## WHAT IS BEING ASKED
Where the word "calculation" occurs in a line, return that line.

## PROVIDED ENTRIES
+ + + +

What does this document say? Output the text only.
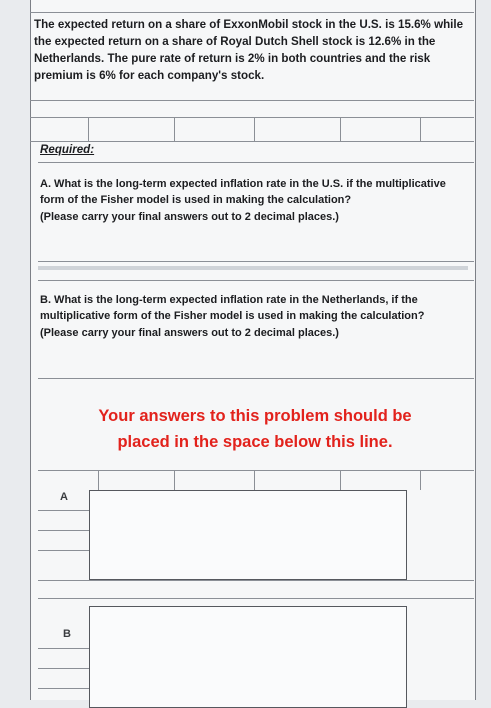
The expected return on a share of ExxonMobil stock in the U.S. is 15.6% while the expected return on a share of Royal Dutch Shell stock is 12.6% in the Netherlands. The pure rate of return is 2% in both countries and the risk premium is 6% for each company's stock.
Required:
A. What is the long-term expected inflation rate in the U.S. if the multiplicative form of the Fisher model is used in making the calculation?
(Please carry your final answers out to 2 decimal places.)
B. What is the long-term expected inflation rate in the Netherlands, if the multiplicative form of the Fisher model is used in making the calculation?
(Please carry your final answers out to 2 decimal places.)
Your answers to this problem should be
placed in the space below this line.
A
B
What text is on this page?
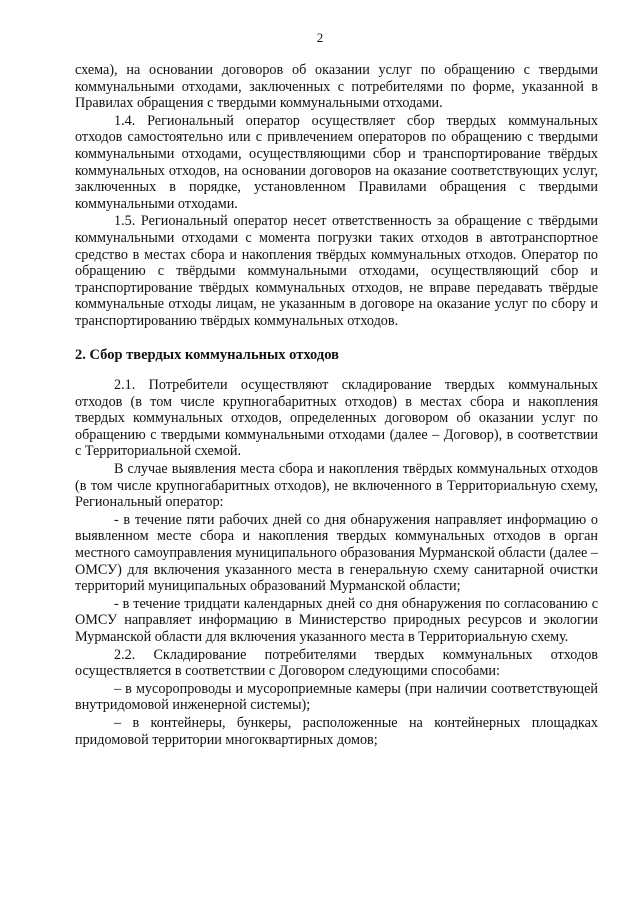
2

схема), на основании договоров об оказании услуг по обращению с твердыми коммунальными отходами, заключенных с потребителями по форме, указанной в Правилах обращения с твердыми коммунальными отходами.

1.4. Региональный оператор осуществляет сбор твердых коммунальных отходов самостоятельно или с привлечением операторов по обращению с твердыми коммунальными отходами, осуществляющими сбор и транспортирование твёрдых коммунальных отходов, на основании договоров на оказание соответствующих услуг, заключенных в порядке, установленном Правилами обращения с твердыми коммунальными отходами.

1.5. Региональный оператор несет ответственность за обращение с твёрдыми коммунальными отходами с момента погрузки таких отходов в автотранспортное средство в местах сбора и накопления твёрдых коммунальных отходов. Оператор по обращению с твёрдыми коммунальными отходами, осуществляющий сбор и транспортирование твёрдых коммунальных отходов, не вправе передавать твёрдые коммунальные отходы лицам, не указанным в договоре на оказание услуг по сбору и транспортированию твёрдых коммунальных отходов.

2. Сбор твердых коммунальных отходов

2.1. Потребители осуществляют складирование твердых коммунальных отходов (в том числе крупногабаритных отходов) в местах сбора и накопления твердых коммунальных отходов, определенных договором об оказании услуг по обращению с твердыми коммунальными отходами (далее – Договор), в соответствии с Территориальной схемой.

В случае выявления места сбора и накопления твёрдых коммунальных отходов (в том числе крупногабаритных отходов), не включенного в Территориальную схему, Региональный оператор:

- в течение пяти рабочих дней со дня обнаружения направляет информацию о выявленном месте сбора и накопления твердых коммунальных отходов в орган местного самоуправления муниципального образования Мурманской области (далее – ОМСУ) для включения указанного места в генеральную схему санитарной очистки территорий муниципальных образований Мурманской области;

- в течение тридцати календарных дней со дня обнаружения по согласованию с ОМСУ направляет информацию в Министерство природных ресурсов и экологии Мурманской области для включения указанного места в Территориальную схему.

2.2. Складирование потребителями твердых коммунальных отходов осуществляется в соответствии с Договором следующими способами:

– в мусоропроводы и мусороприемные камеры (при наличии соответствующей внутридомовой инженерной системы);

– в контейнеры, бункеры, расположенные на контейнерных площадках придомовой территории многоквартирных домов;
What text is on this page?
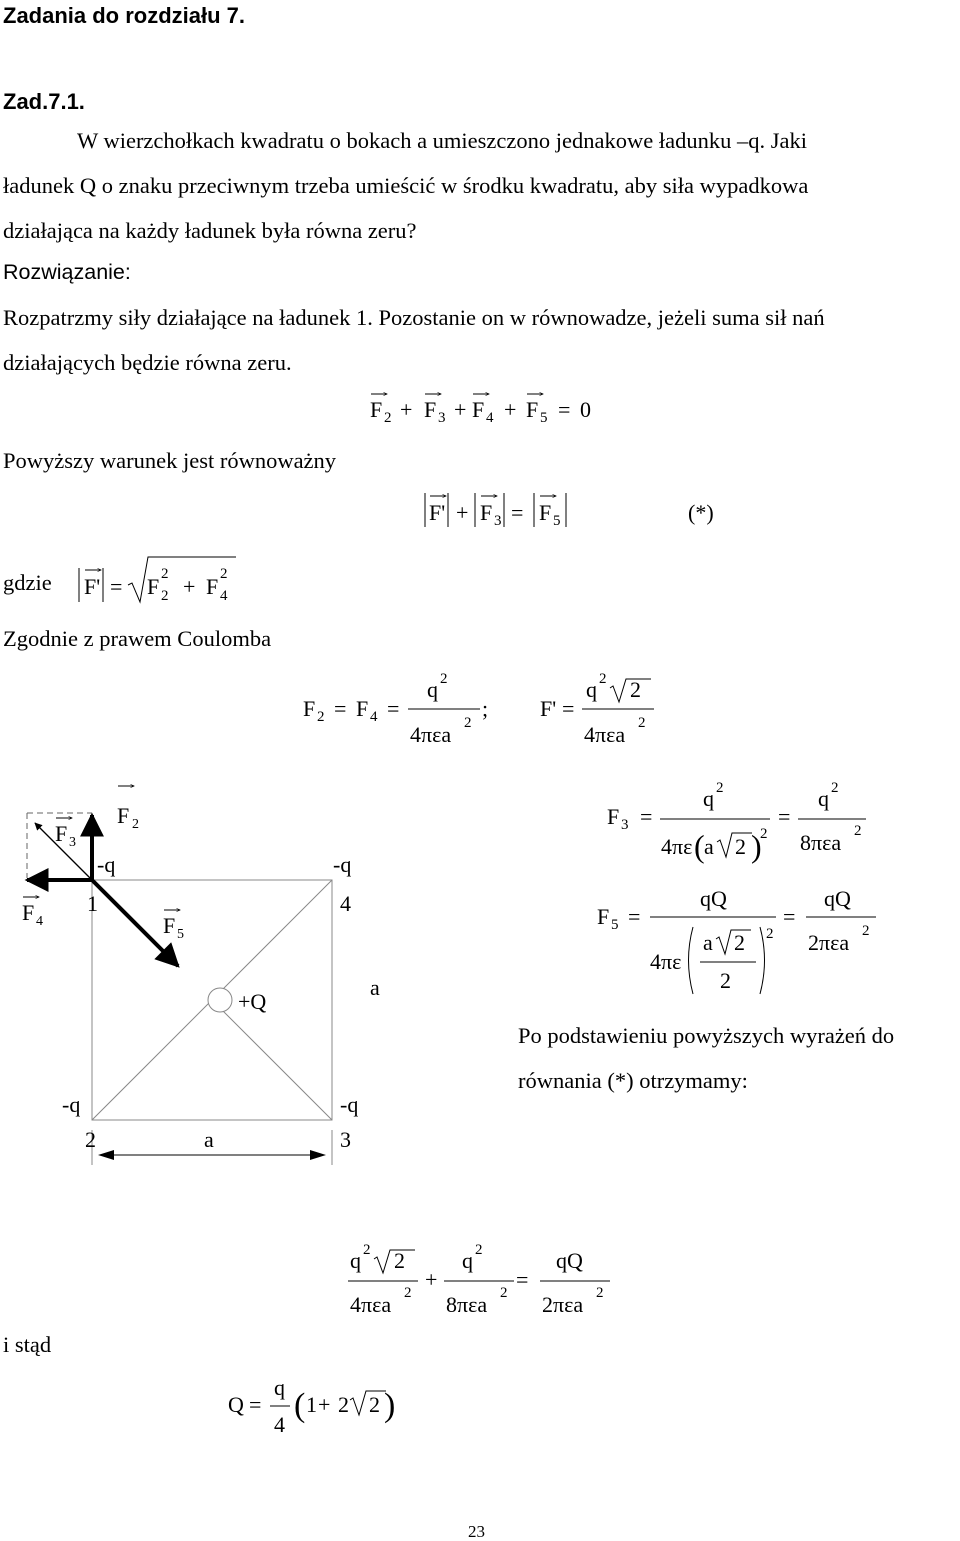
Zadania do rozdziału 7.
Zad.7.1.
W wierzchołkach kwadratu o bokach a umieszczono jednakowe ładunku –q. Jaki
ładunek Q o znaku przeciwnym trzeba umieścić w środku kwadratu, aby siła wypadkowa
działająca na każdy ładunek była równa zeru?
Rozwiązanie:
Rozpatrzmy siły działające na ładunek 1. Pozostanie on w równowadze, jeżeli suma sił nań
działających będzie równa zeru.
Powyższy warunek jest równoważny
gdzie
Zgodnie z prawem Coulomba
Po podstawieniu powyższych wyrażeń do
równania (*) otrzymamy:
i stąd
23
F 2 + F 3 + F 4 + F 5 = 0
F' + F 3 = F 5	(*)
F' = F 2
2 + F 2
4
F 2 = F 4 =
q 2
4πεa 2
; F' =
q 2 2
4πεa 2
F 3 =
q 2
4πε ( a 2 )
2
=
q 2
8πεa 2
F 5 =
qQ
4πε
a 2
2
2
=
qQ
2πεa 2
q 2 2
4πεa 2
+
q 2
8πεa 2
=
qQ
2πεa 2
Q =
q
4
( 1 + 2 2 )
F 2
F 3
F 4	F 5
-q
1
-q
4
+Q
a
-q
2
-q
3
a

+ + + +

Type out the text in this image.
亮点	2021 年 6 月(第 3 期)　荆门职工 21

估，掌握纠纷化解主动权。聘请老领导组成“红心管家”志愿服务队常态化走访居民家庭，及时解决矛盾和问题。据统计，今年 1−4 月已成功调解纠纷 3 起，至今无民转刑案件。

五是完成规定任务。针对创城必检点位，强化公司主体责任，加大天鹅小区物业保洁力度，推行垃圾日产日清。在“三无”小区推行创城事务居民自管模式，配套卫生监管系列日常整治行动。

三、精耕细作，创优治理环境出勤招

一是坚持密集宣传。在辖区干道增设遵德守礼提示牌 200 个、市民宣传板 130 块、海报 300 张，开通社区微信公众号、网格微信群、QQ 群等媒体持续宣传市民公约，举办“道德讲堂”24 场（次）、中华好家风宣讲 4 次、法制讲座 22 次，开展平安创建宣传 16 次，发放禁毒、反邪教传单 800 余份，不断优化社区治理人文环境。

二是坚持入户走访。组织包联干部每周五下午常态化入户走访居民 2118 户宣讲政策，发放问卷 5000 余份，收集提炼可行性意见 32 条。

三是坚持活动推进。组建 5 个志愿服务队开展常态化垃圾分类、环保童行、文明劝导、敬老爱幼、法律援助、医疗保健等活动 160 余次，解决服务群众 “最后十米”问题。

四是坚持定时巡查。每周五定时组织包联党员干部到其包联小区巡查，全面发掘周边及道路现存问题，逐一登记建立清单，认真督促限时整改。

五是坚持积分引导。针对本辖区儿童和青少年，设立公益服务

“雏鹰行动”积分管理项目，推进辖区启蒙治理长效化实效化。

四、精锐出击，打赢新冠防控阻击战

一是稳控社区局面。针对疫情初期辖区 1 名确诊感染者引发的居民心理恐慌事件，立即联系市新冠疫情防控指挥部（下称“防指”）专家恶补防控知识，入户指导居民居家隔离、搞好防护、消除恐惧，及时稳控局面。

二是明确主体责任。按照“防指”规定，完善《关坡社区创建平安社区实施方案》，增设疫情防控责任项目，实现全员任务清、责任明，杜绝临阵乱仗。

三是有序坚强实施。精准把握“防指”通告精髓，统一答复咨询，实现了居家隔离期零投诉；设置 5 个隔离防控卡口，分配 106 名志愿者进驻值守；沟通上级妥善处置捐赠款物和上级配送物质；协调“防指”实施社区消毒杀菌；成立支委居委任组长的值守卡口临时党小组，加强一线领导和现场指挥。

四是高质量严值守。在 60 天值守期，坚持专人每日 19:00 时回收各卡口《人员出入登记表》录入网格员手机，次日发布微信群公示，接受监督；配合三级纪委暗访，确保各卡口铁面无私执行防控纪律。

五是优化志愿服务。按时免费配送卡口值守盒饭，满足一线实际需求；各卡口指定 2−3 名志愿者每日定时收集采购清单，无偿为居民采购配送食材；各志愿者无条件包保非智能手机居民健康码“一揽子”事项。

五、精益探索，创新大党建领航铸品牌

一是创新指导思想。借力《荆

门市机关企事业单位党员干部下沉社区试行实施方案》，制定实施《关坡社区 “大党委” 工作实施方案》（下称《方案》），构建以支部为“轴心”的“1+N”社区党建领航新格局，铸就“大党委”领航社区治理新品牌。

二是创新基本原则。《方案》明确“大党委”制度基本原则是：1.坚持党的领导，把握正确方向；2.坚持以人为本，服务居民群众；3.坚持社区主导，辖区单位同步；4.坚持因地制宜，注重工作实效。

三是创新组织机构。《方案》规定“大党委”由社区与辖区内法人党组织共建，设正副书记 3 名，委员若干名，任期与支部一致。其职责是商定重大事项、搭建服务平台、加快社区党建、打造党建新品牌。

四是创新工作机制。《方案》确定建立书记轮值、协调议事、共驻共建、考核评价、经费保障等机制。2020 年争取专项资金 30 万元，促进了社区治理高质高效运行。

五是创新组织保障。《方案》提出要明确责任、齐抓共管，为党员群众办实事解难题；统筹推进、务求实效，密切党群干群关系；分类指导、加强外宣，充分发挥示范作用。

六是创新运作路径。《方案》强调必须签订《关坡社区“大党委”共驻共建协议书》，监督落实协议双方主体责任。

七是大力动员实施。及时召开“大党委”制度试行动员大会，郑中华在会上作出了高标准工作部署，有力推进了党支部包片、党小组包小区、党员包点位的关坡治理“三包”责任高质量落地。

+ + + +

## RESPONSE TO THE TASK
A. What is the long-term expected inflation rate in the U.S. if the multiplicative form of the Fisher model is used in making the calculation?
B. What is the long-term expected inflation rate in the Netherlands, if the multiplicative form of the Fisher model is used in making the calculation?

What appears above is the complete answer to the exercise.